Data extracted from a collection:
-----
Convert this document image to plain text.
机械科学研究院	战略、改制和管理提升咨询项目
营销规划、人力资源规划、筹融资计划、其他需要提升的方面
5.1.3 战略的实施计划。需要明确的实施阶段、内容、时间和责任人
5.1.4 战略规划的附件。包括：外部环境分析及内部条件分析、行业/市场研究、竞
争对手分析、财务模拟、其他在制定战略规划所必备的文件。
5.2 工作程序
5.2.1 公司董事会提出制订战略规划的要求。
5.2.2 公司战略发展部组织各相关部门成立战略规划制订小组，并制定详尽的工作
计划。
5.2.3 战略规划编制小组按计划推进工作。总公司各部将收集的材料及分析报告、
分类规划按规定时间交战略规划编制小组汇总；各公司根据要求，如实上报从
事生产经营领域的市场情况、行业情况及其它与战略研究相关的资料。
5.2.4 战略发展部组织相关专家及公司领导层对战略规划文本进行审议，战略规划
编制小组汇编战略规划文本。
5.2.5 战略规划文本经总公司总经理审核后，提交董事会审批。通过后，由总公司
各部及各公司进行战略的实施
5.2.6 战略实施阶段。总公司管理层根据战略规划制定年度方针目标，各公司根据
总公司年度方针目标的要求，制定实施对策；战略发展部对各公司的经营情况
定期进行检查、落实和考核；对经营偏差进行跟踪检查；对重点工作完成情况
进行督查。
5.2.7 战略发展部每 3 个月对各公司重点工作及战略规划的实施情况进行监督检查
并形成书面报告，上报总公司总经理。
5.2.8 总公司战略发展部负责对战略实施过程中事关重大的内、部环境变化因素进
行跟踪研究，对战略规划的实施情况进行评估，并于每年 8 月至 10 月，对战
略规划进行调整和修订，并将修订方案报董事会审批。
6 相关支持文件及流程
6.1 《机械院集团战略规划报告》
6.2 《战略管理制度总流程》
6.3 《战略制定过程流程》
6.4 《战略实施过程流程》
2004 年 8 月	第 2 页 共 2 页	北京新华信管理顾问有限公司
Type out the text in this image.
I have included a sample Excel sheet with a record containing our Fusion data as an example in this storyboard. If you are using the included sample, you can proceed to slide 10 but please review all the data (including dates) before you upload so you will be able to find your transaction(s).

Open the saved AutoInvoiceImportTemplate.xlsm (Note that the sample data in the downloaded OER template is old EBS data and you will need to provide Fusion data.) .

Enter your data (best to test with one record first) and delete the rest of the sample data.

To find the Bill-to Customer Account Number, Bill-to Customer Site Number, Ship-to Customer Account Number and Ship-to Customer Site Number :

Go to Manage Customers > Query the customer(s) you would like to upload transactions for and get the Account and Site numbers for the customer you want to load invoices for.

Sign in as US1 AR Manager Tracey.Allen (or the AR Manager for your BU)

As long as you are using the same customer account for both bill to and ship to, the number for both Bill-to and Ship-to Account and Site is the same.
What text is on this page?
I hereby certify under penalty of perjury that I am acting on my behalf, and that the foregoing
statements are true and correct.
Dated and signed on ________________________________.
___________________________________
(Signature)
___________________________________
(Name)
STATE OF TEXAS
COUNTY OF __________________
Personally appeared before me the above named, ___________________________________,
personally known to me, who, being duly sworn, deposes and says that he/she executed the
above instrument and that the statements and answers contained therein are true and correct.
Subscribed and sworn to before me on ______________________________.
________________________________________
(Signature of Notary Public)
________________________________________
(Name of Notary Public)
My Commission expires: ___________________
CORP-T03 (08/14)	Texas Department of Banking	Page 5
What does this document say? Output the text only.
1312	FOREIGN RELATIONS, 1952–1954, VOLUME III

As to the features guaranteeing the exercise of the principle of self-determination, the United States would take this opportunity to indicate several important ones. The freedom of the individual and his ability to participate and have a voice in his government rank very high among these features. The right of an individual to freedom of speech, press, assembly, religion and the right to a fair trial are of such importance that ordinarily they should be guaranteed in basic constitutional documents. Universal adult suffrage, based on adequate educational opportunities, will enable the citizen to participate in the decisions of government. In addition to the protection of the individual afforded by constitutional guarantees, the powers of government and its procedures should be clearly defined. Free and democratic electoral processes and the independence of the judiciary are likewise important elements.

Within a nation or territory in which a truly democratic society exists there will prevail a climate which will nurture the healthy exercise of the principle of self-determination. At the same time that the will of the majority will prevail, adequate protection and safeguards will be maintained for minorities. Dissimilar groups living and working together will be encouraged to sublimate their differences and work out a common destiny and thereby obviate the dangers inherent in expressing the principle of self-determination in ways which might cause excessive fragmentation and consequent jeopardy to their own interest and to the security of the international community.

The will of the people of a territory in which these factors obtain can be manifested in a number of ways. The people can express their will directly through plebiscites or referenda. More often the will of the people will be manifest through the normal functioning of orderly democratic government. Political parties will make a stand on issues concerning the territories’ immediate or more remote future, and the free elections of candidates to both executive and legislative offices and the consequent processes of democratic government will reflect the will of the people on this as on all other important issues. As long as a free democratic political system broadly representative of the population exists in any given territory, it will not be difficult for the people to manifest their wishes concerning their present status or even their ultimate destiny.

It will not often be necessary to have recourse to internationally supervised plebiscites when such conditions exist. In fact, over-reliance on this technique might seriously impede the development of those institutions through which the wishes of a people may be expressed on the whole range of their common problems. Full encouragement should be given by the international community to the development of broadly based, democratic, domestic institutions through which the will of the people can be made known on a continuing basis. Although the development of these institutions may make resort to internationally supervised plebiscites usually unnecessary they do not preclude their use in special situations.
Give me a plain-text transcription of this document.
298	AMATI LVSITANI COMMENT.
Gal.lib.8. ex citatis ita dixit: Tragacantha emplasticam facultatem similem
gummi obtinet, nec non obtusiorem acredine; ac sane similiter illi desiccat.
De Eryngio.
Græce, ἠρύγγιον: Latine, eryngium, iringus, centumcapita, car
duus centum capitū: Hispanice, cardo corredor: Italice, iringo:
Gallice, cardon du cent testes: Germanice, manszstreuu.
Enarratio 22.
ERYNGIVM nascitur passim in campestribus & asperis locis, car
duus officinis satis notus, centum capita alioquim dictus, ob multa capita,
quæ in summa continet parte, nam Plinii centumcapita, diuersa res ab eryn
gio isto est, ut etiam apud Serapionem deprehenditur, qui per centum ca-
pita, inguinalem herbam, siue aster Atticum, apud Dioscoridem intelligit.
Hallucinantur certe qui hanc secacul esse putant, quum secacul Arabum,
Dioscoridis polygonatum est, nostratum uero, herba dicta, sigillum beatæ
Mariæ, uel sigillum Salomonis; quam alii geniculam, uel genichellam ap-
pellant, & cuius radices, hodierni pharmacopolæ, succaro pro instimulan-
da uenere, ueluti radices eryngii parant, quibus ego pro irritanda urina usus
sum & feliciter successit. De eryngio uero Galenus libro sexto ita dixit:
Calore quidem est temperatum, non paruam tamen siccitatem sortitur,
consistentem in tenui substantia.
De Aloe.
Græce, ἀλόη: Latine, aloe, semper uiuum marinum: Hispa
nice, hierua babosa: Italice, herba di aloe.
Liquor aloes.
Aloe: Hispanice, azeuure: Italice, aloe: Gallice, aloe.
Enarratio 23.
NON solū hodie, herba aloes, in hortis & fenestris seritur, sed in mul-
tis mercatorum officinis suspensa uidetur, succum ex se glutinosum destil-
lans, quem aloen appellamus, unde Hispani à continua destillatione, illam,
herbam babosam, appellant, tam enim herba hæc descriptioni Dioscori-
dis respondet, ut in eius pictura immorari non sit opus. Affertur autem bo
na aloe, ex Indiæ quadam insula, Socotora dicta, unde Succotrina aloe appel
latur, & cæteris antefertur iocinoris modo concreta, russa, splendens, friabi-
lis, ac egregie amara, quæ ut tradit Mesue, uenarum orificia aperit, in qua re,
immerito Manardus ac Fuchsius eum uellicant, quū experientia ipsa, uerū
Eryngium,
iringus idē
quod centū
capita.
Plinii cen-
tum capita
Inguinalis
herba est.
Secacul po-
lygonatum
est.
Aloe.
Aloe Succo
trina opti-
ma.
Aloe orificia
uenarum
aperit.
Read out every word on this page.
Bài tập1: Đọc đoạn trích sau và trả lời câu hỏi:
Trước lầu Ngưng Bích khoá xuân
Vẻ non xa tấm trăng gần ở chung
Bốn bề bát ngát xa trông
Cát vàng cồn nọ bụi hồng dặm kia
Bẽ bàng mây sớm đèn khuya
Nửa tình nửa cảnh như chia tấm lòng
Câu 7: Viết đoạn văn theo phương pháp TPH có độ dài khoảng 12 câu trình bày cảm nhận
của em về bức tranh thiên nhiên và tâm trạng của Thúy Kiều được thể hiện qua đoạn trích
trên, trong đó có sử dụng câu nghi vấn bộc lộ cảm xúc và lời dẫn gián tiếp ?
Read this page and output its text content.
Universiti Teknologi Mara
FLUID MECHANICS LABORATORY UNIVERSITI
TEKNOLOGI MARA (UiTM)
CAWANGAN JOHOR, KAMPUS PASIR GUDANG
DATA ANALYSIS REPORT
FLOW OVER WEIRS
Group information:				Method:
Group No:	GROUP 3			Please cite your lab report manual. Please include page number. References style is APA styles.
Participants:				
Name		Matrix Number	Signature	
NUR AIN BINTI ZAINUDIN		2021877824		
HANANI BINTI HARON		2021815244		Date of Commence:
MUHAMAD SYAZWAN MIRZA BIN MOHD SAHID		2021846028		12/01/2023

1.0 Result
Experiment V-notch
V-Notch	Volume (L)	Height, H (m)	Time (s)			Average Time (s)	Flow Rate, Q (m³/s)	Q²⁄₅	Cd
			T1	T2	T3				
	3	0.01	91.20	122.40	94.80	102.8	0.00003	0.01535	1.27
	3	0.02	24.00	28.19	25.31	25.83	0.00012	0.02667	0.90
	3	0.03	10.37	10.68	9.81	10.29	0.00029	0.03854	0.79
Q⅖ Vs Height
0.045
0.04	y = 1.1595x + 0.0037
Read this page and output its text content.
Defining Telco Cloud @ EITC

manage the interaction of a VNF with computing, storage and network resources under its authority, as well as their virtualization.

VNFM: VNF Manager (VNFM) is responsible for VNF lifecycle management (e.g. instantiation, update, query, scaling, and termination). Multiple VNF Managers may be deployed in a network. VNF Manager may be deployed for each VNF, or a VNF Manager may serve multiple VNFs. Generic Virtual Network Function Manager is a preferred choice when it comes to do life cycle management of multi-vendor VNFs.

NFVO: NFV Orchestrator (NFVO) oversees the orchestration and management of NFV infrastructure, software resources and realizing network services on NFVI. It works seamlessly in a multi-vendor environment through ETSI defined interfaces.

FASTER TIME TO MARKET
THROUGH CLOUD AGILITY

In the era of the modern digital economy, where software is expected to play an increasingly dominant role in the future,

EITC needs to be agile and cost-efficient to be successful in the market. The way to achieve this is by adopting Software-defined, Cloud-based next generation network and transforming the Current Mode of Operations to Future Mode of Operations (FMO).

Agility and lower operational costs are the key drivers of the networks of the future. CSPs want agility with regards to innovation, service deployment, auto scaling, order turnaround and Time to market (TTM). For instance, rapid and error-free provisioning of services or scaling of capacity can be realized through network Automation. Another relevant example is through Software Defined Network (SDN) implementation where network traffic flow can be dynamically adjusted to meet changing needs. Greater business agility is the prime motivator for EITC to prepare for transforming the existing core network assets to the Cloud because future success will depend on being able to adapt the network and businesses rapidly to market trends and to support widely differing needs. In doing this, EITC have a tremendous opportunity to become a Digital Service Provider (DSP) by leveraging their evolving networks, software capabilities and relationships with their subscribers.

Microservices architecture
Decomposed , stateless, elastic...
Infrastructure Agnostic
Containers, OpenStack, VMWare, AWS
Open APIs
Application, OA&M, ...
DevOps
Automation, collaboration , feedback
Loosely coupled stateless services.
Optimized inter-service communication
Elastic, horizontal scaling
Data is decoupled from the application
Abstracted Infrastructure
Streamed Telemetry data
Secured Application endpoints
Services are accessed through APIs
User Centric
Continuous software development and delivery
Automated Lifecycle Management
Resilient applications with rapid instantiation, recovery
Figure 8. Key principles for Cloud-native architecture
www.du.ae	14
-----
Stated problem:
Note how many lines in the listing above hold the string "using", then give only that figure.

The reply:
2